--- Document layout analysis data ---
- - - -

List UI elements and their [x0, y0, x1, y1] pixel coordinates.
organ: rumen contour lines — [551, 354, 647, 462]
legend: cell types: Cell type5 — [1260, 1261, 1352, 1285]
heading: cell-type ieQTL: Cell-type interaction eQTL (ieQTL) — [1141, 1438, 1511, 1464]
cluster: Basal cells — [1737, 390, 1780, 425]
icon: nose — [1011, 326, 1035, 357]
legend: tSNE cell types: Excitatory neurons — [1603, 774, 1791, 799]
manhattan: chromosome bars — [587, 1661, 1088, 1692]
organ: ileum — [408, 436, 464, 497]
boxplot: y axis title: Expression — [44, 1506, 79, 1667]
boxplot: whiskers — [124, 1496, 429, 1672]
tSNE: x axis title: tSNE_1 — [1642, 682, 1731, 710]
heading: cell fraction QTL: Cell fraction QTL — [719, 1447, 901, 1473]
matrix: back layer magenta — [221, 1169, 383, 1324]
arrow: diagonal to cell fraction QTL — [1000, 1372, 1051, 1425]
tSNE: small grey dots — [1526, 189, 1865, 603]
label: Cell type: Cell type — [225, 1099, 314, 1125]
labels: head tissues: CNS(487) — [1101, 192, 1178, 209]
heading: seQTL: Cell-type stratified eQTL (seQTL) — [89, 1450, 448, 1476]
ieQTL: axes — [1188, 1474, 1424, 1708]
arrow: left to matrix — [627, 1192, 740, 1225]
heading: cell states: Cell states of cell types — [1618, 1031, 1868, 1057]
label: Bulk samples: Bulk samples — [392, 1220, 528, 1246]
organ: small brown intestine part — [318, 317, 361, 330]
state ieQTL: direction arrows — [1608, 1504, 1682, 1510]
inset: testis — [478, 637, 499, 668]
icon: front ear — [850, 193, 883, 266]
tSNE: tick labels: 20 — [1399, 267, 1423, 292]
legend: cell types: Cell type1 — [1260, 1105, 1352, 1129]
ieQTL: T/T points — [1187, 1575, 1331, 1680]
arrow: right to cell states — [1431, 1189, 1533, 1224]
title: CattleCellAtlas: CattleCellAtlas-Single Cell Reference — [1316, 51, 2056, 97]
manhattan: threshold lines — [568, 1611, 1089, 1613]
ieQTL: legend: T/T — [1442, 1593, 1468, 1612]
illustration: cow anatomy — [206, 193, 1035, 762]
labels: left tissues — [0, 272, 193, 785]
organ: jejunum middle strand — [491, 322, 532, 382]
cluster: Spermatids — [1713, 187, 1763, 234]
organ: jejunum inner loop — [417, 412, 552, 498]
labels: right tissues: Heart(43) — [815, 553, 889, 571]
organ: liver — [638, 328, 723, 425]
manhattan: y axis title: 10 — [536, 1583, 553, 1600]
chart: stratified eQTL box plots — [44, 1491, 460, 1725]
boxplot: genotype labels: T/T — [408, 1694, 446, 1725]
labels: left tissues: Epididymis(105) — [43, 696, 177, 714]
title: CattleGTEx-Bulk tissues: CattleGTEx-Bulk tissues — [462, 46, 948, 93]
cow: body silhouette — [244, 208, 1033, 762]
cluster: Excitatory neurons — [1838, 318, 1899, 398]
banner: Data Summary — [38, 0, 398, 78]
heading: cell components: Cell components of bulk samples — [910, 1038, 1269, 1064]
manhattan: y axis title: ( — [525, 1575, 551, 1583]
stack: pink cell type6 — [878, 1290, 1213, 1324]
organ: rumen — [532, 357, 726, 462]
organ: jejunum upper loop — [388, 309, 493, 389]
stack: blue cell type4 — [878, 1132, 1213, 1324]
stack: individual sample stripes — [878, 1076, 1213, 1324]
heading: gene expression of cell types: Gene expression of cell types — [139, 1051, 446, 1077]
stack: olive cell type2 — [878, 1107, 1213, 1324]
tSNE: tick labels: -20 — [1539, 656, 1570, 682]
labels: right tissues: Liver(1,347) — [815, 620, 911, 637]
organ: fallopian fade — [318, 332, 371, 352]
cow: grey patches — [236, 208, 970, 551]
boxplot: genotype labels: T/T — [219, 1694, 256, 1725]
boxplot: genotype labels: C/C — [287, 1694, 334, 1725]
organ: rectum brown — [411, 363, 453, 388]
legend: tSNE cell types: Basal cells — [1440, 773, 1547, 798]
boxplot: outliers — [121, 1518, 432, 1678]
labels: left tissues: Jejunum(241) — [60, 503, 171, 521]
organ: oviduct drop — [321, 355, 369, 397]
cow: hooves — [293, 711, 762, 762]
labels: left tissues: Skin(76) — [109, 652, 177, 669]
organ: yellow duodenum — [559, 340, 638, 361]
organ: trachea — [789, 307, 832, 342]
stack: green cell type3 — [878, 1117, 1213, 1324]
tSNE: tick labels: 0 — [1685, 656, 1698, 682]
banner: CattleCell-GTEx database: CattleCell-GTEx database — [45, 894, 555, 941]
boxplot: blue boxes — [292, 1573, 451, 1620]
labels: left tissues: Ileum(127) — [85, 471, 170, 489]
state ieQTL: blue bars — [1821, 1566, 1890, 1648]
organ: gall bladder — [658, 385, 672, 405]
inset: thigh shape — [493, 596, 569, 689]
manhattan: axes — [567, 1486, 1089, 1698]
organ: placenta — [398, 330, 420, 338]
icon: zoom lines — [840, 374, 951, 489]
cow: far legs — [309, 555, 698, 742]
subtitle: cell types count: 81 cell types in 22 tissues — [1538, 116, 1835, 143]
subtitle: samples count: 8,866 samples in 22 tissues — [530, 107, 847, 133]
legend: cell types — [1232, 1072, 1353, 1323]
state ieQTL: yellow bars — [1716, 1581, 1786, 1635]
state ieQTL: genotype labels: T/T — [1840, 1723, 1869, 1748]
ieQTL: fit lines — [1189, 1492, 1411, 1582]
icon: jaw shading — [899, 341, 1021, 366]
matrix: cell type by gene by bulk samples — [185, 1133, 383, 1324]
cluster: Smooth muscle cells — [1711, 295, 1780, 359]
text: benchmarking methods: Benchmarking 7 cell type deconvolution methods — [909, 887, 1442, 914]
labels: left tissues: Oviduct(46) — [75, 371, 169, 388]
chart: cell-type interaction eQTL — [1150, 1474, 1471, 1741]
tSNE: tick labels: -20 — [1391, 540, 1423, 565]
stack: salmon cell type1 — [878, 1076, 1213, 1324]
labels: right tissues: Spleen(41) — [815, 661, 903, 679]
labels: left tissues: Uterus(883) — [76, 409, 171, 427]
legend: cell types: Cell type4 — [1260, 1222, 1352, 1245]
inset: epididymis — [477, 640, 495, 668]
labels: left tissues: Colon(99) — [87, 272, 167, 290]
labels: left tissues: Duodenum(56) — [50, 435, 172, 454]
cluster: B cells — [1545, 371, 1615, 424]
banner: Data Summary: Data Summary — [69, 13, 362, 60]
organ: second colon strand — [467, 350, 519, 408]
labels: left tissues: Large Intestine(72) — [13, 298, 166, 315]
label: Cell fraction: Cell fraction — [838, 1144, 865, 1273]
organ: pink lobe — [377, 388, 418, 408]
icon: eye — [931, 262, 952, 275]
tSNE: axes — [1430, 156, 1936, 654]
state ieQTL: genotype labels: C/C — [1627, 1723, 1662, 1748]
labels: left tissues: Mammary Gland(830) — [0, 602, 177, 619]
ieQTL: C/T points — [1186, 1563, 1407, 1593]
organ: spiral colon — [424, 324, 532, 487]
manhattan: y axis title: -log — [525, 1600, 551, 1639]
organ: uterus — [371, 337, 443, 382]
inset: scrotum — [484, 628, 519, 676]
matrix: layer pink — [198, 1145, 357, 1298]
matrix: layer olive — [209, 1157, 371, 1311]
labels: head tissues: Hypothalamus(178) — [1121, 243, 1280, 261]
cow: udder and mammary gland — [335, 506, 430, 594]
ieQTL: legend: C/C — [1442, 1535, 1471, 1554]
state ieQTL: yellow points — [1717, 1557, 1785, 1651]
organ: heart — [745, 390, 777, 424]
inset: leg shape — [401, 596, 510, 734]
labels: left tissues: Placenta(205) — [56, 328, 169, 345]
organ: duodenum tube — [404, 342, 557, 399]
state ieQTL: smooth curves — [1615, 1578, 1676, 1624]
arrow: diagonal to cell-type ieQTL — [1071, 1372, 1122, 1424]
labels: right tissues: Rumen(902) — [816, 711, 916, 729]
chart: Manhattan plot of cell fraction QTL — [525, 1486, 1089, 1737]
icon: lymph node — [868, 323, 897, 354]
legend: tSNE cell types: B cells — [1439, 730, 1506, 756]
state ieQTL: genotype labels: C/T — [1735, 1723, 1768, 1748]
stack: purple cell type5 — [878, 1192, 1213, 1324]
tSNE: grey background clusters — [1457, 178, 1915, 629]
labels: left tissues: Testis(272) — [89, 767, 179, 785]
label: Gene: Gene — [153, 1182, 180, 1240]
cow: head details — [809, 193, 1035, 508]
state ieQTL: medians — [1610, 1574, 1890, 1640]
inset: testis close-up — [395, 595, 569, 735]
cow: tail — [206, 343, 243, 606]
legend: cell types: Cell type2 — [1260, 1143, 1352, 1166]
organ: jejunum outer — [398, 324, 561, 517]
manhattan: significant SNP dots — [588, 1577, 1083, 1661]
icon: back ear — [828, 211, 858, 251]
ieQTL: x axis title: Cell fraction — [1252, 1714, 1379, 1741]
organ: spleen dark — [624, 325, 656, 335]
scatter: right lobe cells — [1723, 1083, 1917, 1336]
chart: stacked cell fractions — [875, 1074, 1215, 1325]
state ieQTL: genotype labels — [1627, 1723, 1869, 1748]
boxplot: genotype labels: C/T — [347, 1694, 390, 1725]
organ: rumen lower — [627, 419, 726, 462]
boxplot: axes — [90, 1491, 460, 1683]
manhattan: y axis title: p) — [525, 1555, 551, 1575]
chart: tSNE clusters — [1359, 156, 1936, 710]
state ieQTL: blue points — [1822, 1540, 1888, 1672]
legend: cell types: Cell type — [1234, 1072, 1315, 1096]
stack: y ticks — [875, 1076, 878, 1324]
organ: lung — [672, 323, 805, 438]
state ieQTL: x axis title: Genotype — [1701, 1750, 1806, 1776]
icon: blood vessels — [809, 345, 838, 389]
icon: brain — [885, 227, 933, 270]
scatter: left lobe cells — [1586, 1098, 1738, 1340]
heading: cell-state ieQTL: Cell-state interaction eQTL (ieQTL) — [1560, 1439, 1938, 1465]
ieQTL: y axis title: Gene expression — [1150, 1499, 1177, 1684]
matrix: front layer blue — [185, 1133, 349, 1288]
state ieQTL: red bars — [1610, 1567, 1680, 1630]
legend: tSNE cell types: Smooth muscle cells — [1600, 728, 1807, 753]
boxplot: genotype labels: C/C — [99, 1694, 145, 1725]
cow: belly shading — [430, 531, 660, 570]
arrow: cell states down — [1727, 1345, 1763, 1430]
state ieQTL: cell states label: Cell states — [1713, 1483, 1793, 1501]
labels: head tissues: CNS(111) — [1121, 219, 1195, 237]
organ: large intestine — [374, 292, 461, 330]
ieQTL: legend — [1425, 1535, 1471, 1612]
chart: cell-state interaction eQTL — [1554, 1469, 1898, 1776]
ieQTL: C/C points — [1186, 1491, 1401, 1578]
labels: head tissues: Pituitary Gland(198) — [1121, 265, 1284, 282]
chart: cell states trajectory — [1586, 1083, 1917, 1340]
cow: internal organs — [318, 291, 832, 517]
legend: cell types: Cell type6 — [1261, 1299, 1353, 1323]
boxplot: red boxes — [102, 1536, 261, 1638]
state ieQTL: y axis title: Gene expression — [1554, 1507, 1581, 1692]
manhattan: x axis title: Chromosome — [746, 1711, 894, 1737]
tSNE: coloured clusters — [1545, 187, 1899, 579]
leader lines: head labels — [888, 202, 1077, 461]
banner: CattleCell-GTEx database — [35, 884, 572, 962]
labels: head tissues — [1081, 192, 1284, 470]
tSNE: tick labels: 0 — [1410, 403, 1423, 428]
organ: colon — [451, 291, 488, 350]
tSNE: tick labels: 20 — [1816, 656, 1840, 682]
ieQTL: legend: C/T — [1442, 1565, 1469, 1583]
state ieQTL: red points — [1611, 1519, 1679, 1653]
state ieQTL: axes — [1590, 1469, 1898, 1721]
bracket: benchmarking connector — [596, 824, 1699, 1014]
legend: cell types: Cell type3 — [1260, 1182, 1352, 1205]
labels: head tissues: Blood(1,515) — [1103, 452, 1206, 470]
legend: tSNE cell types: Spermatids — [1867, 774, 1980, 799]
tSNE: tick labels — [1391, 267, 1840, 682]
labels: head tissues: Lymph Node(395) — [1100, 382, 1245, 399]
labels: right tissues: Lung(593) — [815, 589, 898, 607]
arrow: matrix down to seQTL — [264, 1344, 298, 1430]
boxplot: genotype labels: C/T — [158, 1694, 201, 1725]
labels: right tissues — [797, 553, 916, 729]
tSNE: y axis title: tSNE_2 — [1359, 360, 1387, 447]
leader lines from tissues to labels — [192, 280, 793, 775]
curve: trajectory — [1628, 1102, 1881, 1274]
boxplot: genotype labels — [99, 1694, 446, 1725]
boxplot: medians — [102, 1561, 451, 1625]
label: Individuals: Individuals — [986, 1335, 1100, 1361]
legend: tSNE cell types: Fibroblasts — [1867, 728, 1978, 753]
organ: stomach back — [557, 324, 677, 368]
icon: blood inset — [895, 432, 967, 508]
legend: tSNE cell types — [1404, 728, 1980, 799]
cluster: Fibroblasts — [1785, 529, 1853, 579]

- - - -

Search the entries for the word "count". Copy each line where it appears.

subtitle: cell types count: 81 cell types in 22 tissues — [1538, 116, 1835, 143]
subtitle: samples count: 8,866 samples in 22 tissues — [530, 107, 847, 133]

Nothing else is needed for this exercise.